§ **To be done**
Each record below should be output verbatim, without pictures.

§ **Material to process**
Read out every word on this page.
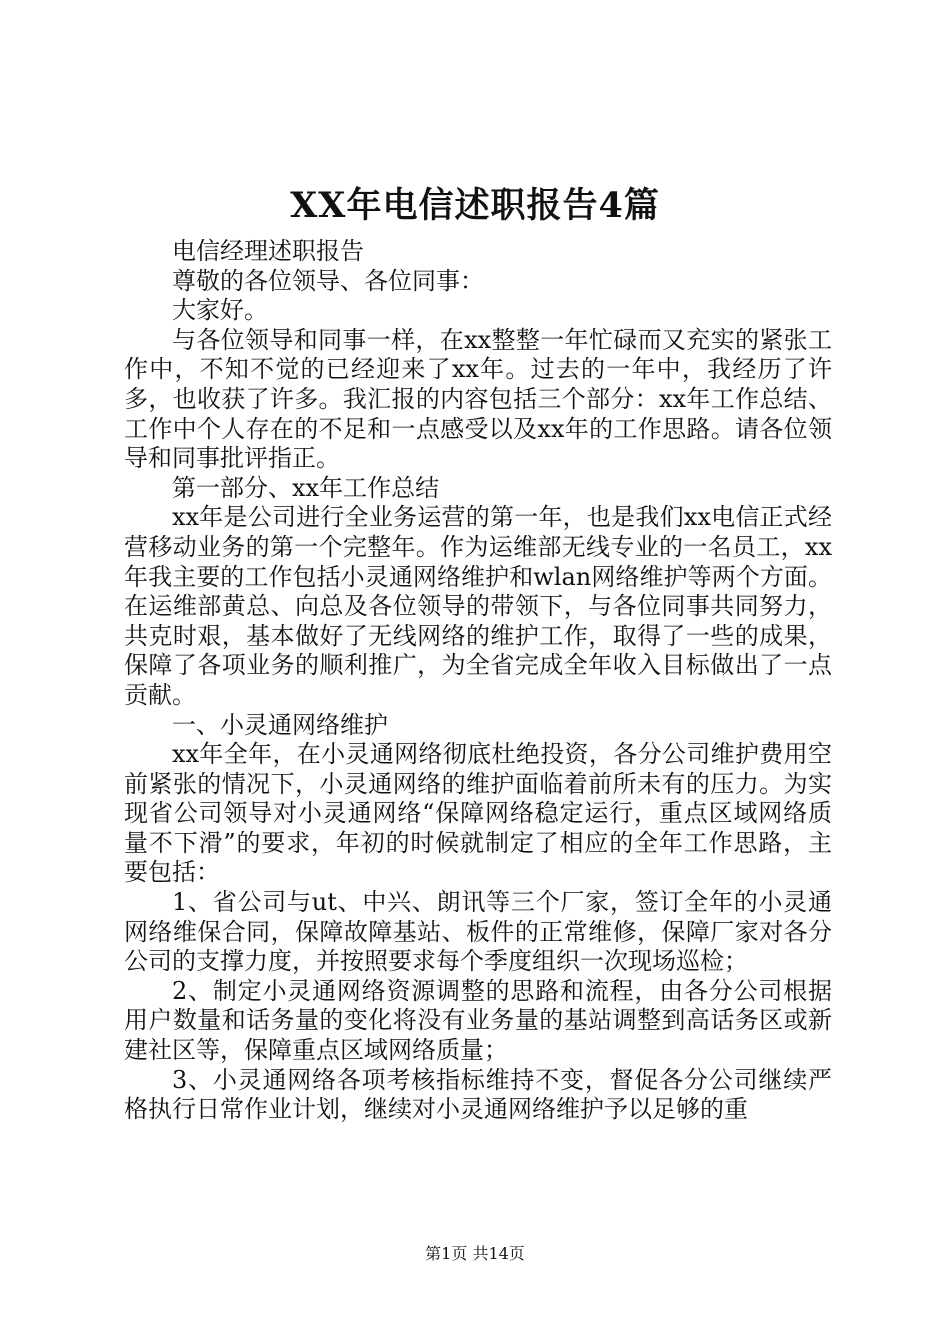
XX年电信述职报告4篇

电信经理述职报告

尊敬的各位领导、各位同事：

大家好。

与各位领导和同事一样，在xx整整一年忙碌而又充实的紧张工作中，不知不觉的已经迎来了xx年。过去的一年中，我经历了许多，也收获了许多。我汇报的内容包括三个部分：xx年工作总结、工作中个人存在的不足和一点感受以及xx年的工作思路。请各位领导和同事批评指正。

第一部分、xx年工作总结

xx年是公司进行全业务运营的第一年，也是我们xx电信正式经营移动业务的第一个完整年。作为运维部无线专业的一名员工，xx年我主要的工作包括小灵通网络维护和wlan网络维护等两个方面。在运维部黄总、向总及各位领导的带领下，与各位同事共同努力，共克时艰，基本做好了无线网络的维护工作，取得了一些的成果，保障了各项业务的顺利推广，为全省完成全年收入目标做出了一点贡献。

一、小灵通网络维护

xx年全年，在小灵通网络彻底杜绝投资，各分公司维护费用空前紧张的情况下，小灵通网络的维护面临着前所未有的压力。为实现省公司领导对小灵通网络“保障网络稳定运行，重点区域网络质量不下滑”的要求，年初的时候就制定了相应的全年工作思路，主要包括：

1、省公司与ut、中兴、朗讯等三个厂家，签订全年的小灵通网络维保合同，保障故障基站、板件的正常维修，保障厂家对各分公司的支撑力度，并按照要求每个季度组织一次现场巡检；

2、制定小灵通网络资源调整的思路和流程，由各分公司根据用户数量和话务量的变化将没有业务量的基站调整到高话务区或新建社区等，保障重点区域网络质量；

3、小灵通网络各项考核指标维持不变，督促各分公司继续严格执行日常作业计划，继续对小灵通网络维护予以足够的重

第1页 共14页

§ **Complete response**
Read out every word on this page.
XX年电信述职报告4篇

电信经理述职报告

尊敬的各位领导、各位同事：

大家好。

与各位领导和同事一样，在xx整整一年忙碌而又充实的紧张工作中，不知不觉的已经迎来了xx年。过去的一年中，我经历了许多，也收获了许多。我汇报的内容包括三个部分：xx年工作总结、工作中个人存在的不足和一点感受以及xx年的工作思路。请各位领导和同事批评指正。

第一部分、xx年工作总结

xx年是公司进行全业务运营的第一年，也是我们xx电信正式经营移动业务的第一个完整年。作为运维部无线专业的一名员工，xx年我主要的工作包括小灵通网络维护和wlan网络维护等两个方面。在运维部黄总、向总及各位领导的带领下，与各位同事共同努力，共克时艰，基本做好了无线网络的维护工作，取得了一些的成果，保障了各项业务的顺利推广，为全省完成全年收入目标做出了一点贡献。

一、小灵通网络维护

xx年全年，在小灵通网络彻底杜绝投资，各分公司维护费用空前紧张的情况下，小灵通网络的维护面临着前所未有的压力。为实现省公司领导对小灵通网络“保障网络稳定运行，重点区域网络质量不下滑”的要求，年初的时候就制定了相应的全年工作思路，主要包括：

1、省公司与ut、中兴、朗讯等三个厂家，签订全年的小灵通网络维保合同，保障故障基站、板件的正常维修，保障厂家对各分公司的支撑力度，并按照要求每个季度组织一次现场巡检；

2、制定小灵通网络资源调整的思路和流程，由各分公司根据用户数量和话务量的变化将没有业务量的基站调整到高话务区或新建社区等，保障重点区域网络质量；

3、小灵通网络各项考核指标维持不变，督促各分公司继续严格执行日常作业计划，继续对小灵通网络维护予以足够的重

第1页 共14页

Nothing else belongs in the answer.